**Requirements:** Where the data below has the string "nyilatkozatot", return the whole line.

(Lines of data)
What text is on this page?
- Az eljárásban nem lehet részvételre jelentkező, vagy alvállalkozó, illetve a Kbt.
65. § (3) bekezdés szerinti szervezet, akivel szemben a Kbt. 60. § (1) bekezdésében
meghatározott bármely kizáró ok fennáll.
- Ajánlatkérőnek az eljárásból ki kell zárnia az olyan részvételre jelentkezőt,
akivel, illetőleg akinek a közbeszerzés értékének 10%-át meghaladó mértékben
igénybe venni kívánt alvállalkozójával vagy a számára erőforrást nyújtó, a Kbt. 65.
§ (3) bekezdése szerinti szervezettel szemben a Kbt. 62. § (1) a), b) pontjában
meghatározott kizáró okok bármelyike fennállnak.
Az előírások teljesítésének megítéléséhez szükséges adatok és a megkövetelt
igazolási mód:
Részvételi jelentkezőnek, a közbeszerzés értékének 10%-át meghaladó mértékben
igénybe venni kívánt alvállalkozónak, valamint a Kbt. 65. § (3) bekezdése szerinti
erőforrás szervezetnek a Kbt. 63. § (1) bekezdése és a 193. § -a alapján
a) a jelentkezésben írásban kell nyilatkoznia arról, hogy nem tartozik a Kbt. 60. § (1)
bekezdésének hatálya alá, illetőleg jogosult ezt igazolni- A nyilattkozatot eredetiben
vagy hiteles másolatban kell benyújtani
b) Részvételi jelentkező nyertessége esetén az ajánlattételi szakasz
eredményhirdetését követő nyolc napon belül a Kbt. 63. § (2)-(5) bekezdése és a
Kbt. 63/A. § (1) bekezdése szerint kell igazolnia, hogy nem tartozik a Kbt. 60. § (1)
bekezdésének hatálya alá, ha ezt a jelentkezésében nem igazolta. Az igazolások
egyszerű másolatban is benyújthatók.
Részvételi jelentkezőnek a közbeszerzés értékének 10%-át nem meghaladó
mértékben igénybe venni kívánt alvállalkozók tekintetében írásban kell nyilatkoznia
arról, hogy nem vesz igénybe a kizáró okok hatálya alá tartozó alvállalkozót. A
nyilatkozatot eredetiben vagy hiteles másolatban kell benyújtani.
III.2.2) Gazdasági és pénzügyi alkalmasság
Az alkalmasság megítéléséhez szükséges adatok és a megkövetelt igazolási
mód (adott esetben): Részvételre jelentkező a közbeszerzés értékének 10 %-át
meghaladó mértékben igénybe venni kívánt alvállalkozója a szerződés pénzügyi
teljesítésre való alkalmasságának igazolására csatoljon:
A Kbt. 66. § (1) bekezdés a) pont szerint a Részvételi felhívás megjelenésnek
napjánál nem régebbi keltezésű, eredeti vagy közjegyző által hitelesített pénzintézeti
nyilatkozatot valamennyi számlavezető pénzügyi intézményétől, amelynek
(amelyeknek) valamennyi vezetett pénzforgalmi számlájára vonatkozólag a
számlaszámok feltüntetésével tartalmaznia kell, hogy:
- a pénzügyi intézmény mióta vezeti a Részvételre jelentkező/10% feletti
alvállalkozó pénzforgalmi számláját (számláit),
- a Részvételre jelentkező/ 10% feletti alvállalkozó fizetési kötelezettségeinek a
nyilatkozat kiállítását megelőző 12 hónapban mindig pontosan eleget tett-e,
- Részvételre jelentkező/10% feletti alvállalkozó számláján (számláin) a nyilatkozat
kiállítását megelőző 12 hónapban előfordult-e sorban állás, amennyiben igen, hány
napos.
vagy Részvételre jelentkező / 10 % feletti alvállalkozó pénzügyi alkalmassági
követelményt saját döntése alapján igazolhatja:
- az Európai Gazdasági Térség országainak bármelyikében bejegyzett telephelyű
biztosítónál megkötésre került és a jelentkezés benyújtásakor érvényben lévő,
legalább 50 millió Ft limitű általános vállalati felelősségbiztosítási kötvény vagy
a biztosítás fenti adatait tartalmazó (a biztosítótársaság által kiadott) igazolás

**Result of the exercise:**
nyilatkozatot eredetiben vagy hiteles másolatban kell benyújtani.
nyilatkozatot valamennyi számlavezető pénzügyi intézményétől, amelynek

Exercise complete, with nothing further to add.